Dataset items
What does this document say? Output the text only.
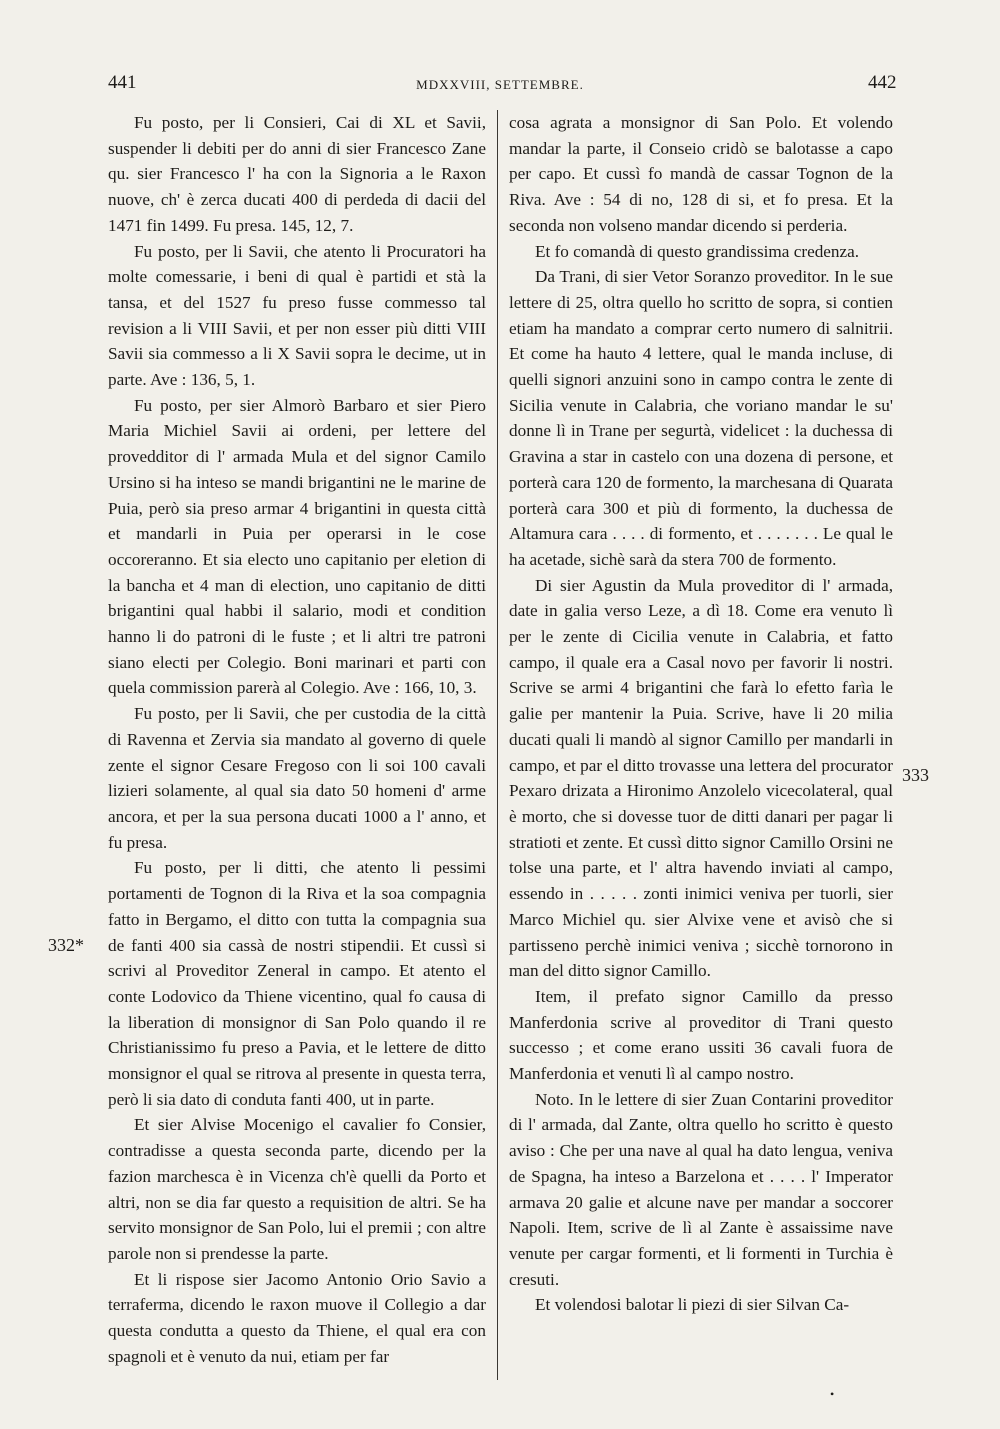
441	MDXXVIII, SETTEMBRE.	442

332*

333

Fu posto, per li Consieri, Cai di XL et Savii, suspender li debiti per do anni di sier Francesco Zane qu. sier Francesco l' ha con la Signoria a le Raxon nuove, ch' è zerca ducati 400 di perdeda di dacii del 1471 fin 1499. Fu presa. 145, 12, 7.

Fu posto, per li Savii, che atento li Procuratori ha molte comessarie, i beni di qual è partidi et stà la tansa, et del 1527 fu preso fusse commesso tal revision a li VIII Savii, et per non esser più ditti VIII Savii sia commesso a li X Savii sopra le decime, ut in parte. Ave : 136, 5, 1.

Fu posto, per sier Almorò Barbaro et sier Piero Maria Michiel Savii ai ordeni, per lettere del provedditor di l' armada Mula et del signor Camilo Ursino si ha inteso se mandi brigantini ne le marine de Puia, però sia preso armar 4 brigantini in questa città et mandarli in Puia per operarsi in le cose occoreranno. Et sia electo uno capitanio per eletion di la bancha et 4 man di election, uno capitanio de ditti brigantini qual habbi il salario, modi et condition hanno li do patroni di le fuste ; et li altri tre patroni siano electi per Colegio. Boni marinari et parti con quela commission parerà al Colegio. Ave : 166, 10, 3.

Fu posto, per li Savii, che per custodia de la città di Ravenna et Zervia sia mandato al governo di quele zente el signor Cesare Fregoso con li soi 100 cavali lizieri solamente, al qual sia dato 50 homeni d' arme ancora, et per la sua persona ducati 1000 a l' anno, et fu presa.

Fu posto, per li ditti, che atento li pessimi portamenti de Tognon di la Riva et la soa compagnia fatto in Bergamo, el ditto con tutta la compagnia sua de fanti 400 sia cassà de nostri stipendii. Et cussì si scrivi al Proveditor Zeneral in campo. Et atento el conte Lodovico da Thiene vicentino, qual fo causa di la liberation di monsignor di San Polo quando il re Christianissimo fu preso a Pavia, et le lettere de ditto monsignor el qual se ritrova al presente in questa terra, però li sia dato di conduta fanti 400, ut in parte.

Et sier Alvise Mocenigo el cavalier fo Consier, contradisse a questa seconda parte, dicendo per la fazion marchesca è in Vicenza ch'è quelli da Porto et altri, non se dia far questo a requisition de altri. Se ha servito monsignor de San Polo, lui el premii ; con altre parole non si prendesse la parte.

Et li rispose sier Jacomo Antonio Orio Savio a terraferma, dicendo le raxon muove il Collegio a dar questa condutta a questo da Thiene, el qual era con spagnoli et è venuto da nui, etiam per far

cosa agrata a monsignor di San Polo. Et volendo mandar la parte, il Conseio cridò se balotasse a capo per capo. Et cussì fo mandà de cassar Tognon de la Riva. Ave : 54 di no, 128 di si, et fo presa. Et la seconda non volseno mandar dicendo si perderia.

Et fo comandà di questo grandissima credenza.

Da Trani, di sier Vetor Soranzo proveditor. In le sue lettere di 25, oltra quello ho scritto de sopra, si contien etiam ha mandato a comprar certo numero di salnitrii. Et come ha hauto 4 lettere, qual le manda incluse, di quelli signori anzuini sono in campo contra le zente di Sicilia venute in Calabria, che voriano mandar le su' donne lì in Trane per segurtà, videlicet : la duchessa di Gravina a star in castelo con una dozena di persone, et porterà cara 120 de formento, la marchesana di Quarata porterà cara 300 et più di formento, la duchessa de Altamura cara . . . . di formento, et . . . . . . . Le qual le ha acetade, sichè sarà da stera 700 de formento.

Di sier Agustin da Mula proveditor di l' armada, date in galia verso Leze, a dì 18. Come era venuto lì per le zente di Cicilia venute in Calabria, et fatto campo, il quale era a Casal novo per favorir li nostri. Scrive se armi 4 brigantini che farà lo efetto farìa le galie per mantenir la Puia. Scrive, have li 20 milia ducati quali li mandò al signor Camillo per mandarli in campo, et par el ditto trovasse una lettera del procurator Pexaro drizata a Hironimo Anzolelo vicecolateral, qual è morto, che si dovesse tuor de ditti danari per pagar li stratioti et zente. Et cussì ditto signor Camillo Orsini ne tolse una parte, et l' altra havendo inviati al campo, essendo in . . . . . zonti inimici veniva per tuorli, sier Marco Michiel qu. sier Alvixe vene et avisò che si partisseno perchè inimici veniva ; sicchè tornorono in man del ditto signor Camillo.

Item, il prefato signor Camillo da presso Manferdonia scrive al proveditor di Trani questo successo ; et come erano ussiti 36 cavali fuora de Manferdonia et venuti lì al campo nostro.

Noto. In le lettere di sier Zuan Contarini proveditor di l' armada, dal Zante, oltra quello ho scritto è questo aviso : Che per una nave al qual ha dato lengua, veniva de Spagna, ha inteso a Barzelona et . . . . l' Imperator armava 20 galie et alcune nave per mandar a soccorer Napoli. Item, scrive de lì al Zante è assaissime nave venute per cargar formenti, et li formenti in Turchia è cresuti.

Et volendosi balotar li piezi di sier Silvan Ca-

•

### Job
The lines above form a set of records; determine how many of them contain the string "mandato" and give that number alone.

### Exercise result
2